**INSTRUCTIONS FOR THE TASK**. Give only the number of lines that include the string "Chơn".

Data excerpts:
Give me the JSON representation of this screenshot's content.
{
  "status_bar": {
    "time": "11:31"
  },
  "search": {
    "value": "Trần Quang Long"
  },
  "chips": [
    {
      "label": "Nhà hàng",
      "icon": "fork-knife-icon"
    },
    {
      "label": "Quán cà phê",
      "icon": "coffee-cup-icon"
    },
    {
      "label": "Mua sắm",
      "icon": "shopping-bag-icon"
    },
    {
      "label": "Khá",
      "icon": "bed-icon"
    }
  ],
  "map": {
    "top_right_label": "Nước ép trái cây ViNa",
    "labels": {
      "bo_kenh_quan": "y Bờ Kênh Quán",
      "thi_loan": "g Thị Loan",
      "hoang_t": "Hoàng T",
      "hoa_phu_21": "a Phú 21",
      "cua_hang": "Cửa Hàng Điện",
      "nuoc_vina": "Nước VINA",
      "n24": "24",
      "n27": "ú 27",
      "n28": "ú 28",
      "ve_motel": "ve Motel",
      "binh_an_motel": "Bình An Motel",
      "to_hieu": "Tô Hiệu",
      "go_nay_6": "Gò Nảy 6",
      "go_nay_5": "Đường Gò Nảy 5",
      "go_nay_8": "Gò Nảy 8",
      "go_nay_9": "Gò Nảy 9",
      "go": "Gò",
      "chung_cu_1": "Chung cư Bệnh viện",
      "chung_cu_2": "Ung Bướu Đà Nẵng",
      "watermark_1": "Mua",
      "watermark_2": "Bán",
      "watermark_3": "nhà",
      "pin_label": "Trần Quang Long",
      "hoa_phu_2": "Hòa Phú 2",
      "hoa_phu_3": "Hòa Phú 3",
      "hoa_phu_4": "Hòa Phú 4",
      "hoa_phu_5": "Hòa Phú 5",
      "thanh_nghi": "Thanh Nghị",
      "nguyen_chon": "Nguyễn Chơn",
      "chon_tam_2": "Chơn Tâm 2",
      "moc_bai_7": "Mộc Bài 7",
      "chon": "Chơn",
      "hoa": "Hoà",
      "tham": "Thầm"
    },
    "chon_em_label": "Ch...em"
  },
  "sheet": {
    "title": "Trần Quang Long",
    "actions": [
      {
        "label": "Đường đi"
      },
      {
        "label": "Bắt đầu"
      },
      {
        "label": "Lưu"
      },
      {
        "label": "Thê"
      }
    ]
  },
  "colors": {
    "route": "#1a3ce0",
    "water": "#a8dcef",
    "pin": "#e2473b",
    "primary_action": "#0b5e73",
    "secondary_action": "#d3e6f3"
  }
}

**IN RESPONSE**. 3